══ Exercise input
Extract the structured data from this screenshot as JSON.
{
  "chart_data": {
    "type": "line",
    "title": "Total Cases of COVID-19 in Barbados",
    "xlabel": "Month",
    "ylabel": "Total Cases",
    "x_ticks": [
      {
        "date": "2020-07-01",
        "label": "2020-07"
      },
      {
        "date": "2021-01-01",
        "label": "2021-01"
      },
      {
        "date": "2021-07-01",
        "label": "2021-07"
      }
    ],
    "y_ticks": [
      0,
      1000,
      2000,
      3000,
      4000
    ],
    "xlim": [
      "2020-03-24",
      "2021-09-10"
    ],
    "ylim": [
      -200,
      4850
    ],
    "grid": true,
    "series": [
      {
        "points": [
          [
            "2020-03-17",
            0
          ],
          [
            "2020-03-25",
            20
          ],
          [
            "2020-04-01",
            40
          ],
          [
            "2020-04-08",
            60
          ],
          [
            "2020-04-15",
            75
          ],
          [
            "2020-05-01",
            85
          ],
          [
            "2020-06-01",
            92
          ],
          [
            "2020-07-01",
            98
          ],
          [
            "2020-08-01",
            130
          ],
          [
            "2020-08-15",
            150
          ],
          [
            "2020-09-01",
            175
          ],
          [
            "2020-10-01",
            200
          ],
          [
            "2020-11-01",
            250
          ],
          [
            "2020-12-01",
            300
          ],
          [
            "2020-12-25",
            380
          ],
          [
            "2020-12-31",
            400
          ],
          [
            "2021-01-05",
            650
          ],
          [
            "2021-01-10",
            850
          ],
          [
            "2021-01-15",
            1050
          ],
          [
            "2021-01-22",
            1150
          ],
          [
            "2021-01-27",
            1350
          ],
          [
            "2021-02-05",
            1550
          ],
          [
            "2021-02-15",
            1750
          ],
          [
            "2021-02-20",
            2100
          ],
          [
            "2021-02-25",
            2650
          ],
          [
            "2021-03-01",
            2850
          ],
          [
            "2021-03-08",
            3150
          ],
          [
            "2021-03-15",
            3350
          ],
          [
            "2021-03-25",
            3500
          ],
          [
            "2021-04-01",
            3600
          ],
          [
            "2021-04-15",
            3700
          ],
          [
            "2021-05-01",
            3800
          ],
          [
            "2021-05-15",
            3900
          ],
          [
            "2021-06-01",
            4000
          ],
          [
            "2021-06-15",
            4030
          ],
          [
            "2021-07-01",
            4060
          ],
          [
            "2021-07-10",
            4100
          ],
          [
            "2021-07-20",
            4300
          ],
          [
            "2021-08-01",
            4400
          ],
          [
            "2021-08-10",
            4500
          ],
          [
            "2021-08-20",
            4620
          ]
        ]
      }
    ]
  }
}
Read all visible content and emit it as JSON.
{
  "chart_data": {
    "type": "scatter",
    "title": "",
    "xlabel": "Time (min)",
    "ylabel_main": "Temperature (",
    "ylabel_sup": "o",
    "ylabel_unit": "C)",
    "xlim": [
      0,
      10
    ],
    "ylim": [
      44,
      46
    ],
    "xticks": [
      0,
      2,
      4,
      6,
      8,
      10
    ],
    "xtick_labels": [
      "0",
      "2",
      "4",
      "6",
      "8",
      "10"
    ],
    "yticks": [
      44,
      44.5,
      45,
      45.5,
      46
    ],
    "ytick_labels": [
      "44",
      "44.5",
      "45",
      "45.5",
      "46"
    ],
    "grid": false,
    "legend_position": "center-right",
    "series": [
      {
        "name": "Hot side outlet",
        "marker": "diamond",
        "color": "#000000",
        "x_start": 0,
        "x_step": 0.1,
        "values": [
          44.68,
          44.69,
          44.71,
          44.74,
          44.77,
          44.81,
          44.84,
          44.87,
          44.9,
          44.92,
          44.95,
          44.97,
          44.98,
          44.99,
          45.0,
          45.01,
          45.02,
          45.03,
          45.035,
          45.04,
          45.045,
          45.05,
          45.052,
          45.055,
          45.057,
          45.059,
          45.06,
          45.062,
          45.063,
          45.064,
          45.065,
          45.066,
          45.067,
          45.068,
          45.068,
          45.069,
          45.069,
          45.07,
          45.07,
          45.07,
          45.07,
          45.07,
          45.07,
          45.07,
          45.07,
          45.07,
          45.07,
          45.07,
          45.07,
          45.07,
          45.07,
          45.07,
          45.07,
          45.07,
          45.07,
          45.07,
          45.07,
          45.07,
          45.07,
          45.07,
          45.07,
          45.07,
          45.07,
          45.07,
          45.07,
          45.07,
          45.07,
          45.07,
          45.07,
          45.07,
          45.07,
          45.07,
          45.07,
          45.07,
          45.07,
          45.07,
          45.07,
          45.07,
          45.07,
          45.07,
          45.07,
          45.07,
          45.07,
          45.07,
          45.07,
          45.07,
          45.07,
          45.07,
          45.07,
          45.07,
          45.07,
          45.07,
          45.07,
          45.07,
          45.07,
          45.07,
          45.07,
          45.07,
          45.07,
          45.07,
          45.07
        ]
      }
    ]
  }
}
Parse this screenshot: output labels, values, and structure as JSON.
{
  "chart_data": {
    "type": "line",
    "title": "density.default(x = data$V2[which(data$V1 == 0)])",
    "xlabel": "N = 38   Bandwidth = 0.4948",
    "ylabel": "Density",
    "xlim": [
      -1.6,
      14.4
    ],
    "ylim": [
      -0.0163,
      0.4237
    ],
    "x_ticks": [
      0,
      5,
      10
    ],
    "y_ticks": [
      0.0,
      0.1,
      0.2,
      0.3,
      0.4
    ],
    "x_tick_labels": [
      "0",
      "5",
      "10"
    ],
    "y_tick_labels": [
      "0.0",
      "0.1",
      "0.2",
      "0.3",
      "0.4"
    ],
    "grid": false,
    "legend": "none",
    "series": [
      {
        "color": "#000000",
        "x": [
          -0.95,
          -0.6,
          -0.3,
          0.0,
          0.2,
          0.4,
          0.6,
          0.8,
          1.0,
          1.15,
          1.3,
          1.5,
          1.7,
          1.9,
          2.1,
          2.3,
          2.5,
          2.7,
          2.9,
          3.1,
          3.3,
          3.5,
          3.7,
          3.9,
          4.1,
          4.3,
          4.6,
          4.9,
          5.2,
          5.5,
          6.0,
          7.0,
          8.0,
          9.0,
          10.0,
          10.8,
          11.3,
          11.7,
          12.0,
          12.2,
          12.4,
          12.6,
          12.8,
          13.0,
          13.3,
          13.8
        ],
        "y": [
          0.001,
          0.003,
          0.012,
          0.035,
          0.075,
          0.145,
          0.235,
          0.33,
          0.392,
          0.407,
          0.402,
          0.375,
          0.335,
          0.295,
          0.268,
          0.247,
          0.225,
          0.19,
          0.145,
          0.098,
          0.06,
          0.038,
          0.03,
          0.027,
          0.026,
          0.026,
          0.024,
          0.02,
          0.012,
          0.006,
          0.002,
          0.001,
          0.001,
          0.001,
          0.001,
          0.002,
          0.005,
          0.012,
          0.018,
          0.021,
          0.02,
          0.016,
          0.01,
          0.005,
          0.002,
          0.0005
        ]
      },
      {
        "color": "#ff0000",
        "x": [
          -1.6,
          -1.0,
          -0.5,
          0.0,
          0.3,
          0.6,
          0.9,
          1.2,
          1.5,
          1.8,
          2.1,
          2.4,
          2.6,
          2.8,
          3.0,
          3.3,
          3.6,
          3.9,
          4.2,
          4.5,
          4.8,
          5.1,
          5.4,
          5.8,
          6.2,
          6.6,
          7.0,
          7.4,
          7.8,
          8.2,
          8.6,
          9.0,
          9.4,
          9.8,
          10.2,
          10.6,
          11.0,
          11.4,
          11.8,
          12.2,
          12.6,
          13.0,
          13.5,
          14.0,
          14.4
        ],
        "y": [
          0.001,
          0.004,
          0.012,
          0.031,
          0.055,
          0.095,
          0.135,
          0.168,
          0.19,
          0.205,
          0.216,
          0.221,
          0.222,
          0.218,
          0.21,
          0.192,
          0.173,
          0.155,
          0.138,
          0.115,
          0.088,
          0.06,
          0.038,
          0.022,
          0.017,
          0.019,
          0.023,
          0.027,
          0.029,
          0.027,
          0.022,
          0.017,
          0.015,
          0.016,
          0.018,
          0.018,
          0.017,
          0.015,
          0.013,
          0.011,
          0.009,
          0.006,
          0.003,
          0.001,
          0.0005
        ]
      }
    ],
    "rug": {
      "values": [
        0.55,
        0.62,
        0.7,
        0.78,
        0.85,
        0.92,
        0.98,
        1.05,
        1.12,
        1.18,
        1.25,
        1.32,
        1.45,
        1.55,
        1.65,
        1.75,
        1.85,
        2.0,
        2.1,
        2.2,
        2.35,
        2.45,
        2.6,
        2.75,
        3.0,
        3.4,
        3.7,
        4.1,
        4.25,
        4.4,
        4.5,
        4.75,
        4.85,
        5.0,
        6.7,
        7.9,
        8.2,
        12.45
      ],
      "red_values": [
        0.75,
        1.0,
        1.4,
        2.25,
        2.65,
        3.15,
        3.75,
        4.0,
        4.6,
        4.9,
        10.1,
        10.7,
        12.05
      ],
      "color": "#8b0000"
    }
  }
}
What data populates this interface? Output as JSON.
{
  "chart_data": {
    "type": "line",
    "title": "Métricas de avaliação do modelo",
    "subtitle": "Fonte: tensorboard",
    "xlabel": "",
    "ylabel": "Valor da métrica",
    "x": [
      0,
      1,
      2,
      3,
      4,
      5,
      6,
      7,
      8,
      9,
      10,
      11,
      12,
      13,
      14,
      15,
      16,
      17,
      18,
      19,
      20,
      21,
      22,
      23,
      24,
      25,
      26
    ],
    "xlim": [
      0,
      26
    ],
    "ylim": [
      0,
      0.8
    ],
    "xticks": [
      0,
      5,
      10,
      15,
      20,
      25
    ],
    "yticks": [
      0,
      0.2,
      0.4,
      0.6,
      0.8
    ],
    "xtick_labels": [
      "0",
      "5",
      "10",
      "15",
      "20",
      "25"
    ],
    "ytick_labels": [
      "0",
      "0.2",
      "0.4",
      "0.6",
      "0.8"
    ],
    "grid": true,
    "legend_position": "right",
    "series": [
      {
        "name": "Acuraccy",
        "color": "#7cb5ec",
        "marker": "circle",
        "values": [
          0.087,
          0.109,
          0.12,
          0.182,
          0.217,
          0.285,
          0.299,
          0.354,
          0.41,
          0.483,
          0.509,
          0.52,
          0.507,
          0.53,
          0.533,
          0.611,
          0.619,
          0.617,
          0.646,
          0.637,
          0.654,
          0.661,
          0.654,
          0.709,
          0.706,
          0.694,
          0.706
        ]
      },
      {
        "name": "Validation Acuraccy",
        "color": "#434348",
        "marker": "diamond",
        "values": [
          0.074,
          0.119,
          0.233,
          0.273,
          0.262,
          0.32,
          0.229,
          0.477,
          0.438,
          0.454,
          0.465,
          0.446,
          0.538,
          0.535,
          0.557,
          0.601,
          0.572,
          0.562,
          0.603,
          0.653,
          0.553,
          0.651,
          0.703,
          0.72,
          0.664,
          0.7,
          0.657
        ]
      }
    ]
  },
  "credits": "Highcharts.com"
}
════
— Exercise requirements —
Copy every line in the records above that contains the word "this".

— Right answer —
Extract the structured data from this screenshot as JSON.
Parse this screenshot: output labels, values, and structure as JSON.
What data populates this interface? Output as JSON.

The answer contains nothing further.